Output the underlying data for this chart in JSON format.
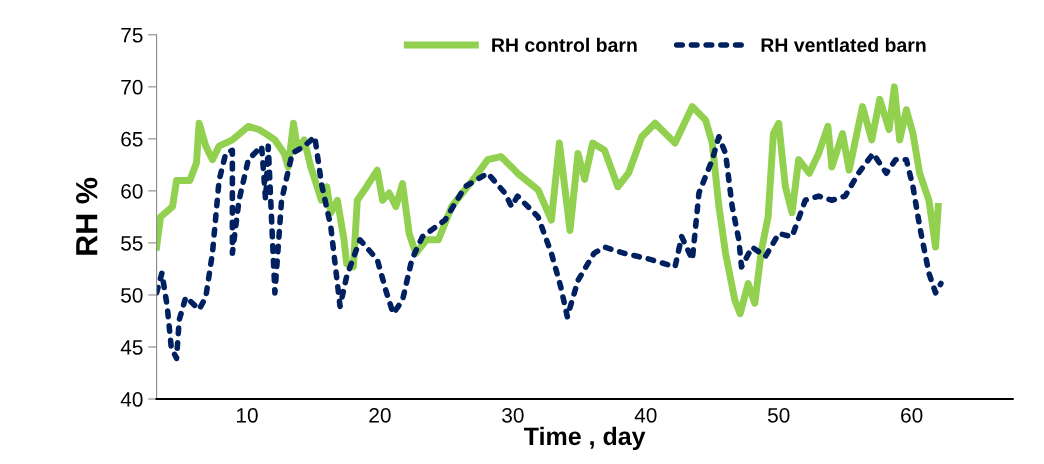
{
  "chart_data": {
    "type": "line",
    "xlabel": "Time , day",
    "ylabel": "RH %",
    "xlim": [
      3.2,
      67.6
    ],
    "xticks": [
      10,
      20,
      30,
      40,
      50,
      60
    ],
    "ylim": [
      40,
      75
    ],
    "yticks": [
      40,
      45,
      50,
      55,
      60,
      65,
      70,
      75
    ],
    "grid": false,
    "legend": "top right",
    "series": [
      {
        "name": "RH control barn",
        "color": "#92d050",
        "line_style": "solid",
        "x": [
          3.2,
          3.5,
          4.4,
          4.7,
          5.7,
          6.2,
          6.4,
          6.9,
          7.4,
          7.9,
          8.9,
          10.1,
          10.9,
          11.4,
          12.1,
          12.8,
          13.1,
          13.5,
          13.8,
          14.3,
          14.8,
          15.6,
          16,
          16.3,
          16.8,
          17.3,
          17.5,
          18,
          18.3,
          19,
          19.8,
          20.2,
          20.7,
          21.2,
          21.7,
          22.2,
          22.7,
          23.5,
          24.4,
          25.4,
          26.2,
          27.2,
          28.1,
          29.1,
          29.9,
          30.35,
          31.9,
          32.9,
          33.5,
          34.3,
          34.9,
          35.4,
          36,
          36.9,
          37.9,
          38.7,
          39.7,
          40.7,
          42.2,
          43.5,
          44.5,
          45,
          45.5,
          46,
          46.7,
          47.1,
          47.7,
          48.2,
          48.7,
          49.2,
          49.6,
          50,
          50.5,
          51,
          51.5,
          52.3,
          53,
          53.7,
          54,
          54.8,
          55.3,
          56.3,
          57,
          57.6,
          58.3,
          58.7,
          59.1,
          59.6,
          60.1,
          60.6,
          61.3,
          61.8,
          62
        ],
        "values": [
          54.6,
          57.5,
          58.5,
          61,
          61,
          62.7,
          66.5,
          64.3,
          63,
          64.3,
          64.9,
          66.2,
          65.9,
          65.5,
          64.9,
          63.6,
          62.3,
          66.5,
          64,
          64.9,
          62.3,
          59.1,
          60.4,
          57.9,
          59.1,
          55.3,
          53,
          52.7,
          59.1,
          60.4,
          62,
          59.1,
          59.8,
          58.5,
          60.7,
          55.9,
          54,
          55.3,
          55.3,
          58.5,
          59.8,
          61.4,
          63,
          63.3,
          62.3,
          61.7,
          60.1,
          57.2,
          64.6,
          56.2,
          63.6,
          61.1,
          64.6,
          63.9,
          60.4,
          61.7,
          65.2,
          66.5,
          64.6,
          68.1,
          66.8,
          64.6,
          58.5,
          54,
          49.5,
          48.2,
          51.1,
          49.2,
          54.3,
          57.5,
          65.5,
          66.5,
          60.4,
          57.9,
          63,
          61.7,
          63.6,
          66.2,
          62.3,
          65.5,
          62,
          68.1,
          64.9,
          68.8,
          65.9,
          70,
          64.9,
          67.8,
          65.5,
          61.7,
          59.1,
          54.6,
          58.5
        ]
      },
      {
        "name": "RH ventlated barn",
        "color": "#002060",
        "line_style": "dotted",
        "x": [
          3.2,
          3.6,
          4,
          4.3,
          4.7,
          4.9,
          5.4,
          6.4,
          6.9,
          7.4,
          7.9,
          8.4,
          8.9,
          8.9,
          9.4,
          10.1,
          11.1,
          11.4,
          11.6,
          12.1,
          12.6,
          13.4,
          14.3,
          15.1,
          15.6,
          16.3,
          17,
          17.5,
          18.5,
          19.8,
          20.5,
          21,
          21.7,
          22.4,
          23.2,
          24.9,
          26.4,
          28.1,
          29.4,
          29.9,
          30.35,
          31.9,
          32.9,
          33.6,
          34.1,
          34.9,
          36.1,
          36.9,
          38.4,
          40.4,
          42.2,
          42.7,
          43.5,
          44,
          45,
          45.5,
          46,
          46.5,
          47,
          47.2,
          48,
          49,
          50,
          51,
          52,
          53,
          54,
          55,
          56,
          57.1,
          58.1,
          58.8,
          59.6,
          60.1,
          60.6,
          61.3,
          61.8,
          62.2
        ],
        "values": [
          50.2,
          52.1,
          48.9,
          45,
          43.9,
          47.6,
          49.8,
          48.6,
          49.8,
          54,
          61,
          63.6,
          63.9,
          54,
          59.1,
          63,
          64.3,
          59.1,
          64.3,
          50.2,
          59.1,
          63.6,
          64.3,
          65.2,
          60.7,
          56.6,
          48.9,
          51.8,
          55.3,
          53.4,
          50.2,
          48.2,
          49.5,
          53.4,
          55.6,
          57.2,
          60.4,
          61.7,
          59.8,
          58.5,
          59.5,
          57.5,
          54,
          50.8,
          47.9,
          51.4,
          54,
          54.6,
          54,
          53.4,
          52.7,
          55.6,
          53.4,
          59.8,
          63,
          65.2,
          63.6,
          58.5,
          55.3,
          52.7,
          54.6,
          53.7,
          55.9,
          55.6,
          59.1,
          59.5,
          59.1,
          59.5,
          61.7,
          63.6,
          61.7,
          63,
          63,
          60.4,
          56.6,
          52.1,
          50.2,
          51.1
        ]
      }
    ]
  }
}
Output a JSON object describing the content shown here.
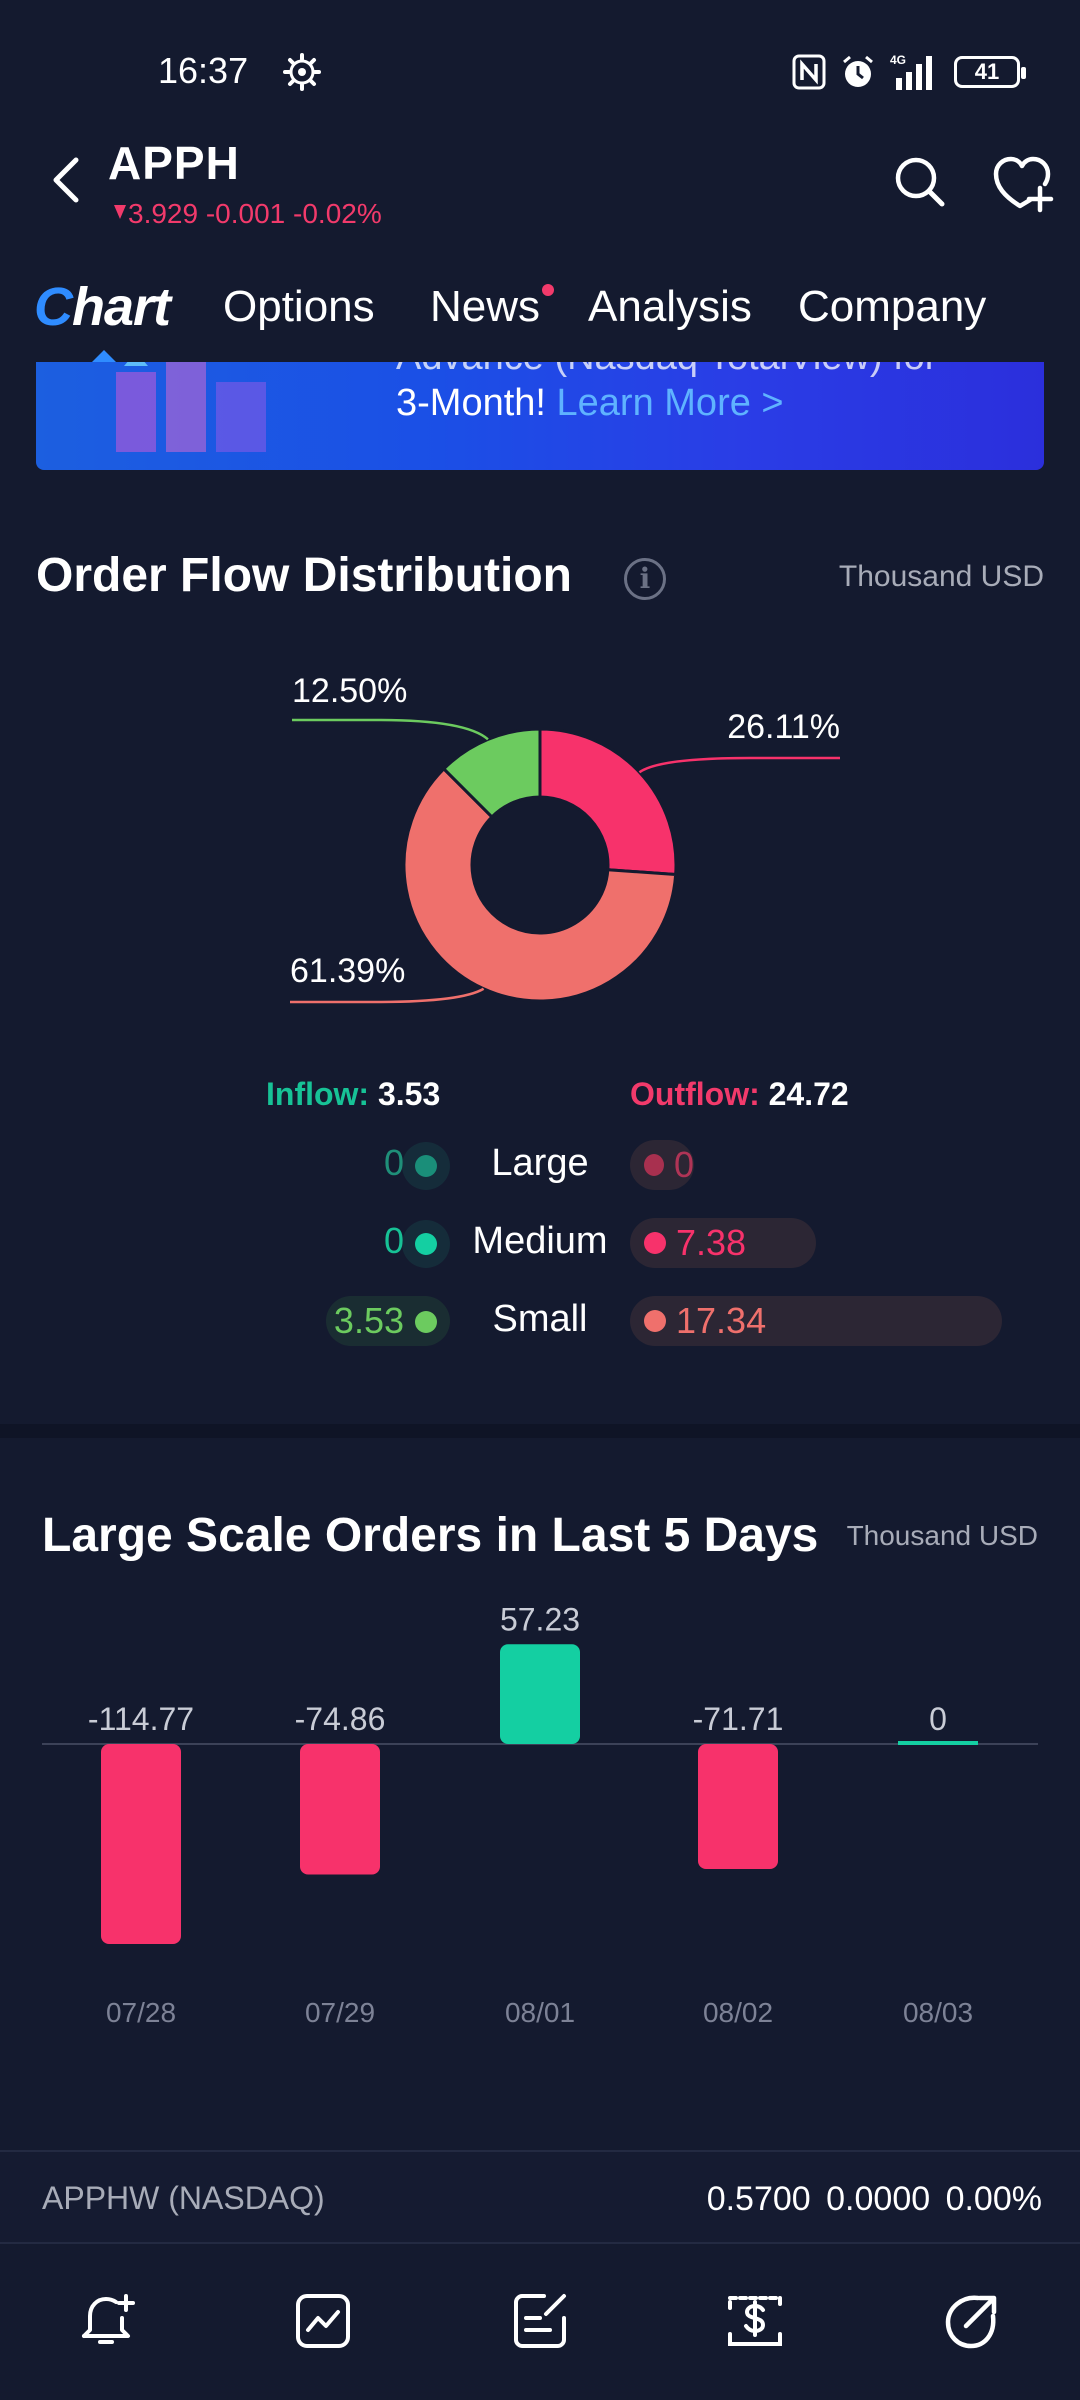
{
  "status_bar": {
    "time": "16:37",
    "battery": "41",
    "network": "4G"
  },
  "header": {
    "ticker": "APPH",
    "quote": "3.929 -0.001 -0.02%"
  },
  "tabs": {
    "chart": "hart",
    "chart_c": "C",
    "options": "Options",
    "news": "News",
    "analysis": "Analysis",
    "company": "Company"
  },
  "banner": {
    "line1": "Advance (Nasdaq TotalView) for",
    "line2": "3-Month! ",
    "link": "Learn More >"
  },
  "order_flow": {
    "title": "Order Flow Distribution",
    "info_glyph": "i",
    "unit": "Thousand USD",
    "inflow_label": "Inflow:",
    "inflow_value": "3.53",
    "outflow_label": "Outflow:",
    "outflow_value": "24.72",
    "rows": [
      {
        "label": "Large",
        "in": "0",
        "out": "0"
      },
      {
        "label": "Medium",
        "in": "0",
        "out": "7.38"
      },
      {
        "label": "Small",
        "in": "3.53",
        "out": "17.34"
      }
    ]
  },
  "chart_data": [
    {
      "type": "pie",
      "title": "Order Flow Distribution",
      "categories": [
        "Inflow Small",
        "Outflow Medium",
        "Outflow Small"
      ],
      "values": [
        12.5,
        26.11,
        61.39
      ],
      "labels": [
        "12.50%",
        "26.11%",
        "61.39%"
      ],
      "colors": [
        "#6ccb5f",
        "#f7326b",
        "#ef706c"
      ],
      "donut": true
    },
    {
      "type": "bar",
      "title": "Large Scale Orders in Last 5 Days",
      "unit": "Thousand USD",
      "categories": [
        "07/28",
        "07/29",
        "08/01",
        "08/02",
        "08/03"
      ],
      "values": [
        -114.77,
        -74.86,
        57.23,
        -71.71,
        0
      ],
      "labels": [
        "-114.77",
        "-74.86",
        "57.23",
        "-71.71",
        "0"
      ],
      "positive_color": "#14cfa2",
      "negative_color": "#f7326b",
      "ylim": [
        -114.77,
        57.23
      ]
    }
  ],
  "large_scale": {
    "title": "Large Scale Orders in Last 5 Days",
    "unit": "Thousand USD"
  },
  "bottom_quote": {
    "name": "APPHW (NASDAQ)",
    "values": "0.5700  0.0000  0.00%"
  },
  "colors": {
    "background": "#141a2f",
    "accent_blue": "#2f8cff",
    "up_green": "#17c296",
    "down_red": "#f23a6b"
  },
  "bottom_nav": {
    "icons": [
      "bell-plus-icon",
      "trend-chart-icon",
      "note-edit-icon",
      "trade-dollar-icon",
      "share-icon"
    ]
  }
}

-------------------------

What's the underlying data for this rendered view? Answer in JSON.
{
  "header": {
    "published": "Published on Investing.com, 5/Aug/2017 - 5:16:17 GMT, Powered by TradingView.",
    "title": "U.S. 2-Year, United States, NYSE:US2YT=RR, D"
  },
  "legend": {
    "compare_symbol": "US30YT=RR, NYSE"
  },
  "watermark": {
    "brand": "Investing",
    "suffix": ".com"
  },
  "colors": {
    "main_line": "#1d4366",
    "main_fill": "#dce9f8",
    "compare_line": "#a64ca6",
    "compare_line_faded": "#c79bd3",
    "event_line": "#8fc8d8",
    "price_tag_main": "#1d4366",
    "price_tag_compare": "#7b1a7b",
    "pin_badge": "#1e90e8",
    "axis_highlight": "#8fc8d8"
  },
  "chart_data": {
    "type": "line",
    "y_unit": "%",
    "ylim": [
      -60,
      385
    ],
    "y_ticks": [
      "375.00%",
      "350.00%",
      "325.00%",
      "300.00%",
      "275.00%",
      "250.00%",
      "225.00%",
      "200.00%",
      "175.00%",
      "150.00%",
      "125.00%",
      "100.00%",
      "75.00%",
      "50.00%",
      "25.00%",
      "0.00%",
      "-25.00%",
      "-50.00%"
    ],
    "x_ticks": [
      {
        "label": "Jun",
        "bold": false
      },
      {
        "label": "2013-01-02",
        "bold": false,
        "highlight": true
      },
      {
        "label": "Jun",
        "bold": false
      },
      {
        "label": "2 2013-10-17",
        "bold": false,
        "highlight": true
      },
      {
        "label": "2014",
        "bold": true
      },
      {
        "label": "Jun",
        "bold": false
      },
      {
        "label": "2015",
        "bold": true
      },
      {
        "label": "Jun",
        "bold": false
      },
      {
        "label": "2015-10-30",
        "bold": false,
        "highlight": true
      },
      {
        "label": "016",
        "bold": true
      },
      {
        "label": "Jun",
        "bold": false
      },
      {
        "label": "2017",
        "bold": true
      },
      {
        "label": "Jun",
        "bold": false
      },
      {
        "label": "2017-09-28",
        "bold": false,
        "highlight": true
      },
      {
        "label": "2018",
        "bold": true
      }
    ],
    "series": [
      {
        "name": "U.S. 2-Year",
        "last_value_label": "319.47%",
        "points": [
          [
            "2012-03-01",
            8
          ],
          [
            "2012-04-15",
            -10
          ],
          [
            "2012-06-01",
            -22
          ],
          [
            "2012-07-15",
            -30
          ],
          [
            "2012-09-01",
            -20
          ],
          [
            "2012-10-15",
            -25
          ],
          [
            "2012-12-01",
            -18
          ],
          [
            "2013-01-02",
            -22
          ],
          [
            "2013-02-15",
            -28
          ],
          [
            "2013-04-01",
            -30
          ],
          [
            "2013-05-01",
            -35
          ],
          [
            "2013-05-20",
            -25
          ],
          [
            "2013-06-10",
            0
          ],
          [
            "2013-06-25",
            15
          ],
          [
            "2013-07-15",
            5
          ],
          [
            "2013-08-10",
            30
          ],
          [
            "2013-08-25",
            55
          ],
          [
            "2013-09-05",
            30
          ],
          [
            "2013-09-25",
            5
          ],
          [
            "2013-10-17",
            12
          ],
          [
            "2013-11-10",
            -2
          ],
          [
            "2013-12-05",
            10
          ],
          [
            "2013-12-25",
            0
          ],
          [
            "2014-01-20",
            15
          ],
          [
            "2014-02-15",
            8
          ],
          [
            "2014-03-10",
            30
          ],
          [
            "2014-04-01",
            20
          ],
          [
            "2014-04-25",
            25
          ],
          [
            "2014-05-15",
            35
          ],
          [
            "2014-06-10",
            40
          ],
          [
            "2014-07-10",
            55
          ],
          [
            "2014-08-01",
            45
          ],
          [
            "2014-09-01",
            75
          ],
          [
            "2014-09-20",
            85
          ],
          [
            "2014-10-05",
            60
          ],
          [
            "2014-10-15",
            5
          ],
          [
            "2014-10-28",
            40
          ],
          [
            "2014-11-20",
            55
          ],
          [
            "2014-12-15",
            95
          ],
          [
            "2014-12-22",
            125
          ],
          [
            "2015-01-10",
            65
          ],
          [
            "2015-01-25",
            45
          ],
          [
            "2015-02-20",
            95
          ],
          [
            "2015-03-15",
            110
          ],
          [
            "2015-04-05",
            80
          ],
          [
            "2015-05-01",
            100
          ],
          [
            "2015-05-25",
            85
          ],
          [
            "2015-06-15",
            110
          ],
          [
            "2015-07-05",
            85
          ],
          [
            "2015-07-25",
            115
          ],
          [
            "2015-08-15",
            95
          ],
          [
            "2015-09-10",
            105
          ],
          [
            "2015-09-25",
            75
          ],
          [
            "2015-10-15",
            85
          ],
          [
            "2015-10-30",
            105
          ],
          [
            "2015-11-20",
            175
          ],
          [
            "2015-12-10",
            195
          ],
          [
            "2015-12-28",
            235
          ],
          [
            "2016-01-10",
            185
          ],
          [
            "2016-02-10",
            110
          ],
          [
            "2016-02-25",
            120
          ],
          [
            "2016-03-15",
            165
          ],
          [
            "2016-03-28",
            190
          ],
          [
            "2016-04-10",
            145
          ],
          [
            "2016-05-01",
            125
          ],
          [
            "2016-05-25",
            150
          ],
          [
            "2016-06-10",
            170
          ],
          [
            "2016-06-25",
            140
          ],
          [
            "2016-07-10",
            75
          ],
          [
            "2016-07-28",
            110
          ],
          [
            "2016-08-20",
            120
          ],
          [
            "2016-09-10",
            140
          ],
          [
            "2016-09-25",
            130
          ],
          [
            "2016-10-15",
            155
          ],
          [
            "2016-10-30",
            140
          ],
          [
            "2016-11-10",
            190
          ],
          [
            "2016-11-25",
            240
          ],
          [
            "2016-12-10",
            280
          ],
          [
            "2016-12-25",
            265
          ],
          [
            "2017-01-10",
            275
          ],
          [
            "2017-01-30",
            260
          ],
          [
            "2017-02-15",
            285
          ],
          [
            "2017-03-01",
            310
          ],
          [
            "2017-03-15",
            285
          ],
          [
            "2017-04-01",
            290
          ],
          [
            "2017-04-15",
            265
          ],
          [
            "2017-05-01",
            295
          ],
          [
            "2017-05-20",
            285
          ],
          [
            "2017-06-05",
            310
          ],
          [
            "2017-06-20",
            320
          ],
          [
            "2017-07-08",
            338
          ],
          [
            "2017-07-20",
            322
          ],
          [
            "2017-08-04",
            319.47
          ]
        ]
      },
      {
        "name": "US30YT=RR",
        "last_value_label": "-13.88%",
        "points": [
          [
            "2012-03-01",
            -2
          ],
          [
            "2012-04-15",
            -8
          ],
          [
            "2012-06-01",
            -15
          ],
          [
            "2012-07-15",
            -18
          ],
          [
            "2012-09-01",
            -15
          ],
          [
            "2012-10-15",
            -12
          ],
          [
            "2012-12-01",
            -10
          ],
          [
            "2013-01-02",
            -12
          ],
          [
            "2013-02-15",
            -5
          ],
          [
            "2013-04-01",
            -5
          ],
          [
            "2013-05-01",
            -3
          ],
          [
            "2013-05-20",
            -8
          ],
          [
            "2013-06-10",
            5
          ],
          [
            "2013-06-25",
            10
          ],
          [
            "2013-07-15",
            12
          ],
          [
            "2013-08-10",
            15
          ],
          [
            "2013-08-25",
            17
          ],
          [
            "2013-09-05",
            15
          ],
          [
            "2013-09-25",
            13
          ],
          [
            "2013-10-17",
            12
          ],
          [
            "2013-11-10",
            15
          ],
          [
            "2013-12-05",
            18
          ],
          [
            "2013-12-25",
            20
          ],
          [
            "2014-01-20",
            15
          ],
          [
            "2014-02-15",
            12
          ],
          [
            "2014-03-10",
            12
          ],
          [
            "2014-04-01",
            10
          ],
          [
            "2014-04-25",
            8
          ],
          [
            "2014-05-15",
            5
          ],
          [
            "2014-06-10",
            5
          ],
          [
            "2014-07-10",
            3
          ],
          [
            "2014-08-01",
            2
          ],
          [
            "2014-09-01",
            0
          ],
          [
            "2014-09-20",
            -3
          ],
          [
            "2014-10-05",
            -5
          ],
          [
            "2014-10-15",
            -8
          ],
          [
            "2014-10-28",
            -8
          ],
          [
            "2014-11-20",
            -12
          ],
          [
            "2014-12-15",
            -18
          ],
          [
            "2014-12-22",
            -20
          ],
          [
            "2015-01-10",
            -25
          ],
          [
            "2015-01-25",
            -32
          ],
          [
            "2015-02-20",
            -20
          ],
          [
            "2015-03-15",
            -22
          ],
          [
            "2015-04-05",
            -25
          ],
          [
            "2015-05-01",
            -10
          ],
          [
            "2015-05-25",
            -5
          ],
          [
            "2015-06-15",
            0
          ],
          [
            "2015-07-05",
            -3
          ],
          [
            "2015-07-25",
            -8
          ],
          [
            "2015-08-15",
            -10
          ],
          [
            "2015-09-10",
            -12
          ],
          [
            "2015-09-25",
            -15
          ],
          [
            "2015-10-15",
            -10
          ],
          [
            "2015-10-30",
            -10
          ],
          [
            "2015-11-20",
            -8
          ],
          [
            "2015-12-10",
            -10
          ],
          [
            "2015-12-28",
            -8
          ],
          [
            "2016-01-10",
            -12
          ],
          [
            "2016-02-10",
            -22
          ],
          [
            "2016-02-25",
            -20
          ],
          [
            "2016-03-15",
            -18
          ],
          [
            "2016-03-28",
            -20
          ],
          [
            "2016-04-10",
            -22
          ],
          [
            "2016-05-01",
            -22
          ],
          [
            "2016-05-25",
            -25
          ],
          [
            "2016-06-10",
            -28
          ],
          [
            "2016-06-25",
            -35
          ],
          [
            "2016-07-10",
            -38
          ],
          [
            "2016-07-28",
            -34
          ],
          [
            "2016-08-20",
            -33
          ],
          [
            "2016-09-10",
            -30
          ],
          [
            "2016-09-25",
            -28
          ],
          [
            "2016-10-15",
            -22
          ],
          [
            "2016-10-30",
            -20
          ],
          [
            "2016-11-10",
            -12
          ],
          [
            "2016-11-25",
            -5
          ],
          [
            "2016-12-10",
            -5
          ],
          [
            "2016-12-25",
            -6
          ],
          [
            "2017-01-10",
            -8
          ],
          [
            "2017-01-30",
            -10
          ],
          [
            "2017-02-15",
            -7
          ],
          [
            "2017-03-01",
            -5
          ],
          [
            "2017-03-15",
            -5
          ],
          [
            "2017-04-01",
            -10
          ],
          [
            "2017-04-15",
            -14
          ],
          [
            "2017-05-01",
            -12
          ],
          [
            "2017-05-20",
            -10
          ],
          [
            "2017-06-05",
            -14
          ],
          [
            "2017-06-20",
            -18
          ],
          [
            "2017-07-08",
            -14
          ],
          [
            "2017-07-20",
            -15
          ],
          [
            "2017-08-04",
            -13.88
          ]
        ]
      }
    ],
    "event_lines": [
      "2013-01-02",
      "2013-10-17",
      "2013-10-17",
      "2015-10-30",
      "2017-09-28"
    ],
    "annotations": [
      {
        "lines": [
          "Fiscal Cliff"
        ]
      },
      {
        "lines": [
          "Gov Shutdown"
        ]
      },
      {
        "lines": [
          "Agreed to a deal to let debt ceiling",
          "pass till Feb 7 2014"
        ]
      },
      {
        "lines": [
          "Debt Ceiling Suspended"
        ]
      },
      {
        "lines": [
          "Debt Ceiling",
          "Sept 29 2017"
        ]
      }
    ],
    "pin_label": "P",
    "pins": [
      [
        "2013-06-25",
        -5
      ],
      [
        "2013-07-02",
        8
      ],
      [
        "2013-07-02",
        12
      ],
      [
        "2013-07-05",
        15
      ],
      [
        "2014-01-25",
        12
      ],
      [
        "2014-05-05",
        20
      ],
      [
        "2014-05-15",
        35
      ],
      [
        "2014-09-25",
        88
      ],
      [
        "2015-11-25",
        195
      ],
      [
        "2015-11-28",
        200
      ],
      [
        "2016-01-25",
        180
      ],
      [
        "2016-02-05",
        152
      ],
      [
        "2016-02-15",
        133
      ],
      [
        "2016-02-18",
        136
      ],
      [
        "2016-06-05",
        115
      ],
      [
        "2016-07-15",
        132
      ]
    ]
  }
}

-------------------------

(Problem requirements) Only the number is wanted: how many lines in the data include the string "this"?

(Written response) 2